Records for this task =
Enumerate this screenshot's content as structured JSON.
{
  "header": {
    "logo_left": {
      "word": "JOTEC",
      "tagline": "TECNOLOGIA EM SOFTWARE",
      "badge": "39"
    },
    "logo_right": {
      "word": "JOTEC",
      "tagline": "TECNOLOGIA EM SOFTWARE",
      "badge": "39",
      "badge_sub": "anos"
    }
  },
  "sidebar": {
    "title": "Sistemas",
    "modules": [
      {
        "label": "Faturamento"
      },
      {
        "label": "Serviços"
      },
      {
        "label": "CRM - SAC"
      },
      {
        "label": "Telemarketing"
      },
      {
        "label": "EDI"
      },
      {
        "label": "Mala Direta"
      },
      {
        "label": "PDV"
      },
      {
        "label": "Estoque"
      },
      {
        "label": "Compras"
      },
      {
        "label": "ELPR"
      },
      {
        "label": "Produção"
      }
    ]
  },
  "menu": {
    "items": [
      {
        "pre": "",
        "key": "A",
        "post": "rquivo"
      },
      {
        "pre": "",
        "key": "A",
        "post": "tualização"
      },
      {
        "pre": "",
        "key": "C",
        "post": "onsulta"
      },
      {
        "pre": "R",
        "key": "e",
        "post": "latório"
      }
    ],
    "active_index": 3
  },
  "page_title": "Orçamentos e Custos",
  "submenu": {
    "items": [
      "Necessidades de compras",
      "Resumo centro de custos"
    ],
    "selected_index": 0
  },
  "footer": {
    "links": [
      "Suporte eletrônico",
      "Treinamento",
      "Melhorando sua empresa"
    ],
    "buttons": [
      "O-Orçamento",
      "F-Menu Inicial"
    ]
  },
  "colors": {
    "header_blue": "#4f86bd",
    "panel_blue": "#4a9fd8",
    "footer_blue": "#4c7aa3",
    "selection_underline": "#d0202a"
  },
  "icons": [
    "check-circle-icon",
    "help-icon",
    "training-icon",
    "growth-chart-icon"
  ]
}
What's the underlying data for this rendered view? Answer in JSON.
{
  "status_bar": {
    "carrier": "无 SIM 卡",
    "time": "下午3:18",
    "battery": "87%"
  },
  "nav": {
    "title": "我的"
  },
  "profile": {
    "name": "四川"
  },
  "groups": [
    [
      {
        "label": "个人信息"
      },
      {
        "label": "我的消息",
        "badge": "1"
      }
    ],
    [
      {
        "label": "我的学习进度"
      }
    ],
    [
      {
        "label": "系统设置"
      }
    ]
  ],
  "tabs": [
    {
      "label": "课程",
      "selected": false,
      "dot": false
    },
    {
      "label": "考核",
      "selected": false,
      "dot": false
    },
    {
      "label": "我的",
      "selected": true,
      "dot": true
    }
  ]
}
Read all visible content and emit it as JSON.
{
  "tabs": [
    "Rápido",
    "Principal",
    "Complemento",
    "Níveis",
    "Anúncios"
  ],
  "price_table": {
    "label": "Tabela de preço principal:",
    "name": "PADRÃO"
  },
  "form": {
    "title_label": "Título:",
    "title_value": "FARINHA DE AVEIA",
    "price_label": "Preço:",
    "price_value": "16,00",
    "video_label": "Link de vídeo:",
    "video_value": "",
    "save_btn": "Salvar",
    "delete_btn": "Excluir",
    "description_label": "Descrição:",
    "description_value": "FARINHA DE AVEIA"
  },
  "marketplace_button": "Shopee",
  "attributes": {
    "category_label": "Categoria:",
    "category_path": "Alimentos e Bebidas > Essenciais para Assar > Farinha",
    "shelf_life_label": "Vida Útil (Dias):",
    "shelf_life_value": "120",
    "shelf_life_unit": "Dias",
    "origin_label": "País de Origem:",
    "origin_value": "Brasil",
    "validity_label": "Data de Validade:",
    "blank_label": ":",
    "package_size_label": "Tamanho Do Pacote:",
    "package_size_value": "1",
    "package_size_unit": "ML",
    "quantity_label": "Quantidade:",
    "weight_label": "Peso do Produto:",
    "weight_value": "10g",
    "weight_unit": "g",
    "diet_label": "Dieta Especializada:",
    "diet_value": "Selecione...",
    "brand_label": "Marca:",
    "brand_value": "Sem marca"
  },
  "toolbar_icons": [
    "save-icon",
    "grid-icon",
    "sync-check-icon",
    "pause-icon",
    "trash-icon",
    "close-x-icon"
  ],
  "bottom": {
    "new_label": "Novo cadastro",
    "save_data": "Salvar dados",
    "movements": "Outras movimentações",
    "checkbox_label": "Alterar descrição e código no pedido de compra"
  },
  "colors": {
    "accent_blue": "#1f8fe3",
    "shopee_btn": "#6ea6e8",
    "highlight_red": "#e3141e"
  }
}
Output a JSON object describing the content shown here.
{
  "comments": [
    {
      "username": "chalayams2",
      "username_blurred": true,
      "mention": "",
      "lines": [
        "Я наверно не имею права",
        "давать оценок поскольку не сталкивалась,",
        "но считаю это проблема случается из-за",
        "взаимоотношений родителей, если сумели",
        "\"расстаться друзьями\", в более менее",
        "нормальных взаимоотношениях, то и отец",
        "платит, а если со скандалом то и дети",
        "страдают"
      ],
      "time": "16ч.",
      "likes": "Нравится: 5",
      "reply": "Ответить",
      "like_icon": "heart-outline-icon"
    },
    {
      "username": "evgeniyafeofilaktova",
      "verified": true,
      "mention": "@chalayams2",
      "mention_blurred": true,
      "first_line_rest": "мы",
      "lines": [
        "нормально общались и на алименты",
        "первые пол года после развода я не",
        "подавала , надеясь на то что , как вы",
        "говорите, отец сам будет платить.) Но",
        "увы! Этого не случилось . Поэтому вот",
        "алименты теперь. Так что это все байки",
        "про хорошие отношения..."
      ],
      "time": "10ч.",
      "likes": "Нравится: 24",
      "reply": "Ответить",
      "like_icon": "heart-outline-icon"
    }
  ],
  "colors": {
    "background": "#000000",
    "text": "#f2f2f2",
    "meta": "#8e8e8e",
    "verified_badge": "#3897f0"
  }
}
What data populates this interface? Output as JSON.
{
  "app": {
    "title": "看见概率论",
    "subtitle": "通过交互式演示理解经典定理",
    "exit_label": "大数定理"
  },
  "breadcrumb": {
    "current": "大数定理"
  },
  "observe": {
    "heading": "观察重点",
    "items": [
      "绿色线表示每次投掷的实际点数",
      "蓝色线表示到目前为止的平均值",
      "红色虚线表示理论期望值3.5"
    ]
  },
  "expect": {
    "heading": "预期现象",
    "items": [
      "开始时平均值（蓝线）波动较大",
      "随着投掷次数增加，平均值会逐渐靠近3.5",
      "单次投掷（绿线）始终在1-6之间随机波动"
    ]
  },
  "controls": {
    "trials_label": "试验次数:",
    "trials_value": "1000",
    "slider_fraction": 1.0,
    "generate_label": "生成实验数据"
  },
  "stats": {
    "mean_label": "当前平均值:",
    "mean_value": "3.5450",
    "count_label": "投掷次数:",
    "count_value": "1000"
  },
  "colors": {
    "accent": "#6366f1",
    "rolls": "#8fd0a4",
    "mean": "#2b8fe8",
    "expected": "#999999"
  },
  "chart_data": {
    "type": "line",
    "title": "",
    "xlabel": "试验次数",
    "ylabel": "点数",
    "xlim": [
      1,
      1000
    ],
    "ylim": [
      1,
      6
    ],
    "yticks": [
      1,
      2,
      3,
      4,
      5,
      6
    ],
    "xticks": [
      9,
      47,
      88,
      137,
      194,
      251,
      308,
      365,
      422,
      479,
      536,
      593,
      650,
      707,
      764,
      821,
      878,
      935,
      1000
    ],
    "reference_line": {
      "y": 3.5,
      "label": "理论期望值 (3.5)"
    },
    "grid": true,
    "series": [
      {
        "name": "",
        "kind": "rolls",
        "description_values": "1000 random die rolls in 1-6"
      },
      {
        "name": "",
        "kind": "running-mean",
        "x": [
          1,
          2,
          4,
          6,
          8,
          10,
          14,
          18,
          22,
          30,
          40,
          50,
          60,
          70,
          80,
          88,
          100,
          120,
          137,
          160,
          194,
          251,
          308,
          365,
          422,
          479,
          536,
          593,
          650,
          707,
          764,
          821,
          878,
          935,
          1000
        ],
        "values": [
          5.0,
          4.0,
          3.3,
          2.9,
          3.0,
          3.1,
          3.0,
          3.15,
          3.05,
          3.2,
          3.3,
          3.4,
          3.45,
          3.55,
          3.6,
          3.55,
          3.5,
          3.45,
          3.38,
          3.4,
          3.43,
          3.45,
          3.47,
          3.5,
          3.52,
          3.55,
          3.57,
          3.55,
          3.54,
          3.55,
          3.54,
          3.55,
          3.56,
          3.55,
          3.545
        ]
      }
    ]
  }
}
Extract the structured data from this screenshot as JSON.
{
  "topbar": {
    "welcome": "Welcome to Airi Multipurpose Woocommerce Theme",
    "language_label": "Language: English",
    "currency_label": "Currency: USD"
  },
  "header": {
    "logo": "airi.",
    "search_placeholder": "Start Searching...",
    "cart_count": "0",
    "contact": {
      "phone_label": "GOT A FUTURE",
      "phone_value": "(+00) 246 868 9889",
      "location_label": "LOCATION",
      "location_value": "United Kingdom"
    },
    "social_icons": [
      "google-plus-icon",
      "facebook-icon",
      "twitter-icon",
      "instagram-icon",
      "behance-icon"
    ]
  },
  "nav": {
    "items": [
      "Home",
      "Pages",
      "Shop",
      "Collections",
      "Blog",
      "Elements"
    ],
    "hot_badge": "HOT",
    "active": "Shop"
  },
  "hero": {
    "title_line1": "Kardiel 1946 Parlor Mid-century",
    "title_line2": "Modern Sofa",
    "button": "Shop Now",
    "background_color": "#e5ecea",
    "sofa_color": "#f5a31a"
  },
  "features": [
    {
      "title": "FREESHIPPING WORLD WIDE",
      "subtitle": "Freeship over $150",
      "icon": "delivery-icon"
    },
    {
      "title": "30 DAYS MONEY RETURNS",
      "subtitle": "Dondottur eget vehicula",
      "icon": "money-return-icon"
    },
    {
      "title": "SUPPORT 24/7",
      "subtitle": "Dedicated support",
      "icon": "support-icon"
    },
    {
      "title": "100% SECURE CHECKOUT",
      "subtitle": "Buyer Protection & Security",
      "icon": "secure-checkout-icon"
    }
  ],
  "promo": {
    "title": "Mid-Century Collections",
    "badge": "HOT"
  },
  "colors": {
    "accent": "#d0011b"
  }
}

The task =
Show every line of the records above that contains the word "отец".

Problem solution =
        "нормальных взаимоотношениях, то и отец",
        "говорите, отец сам будет платить.) Но",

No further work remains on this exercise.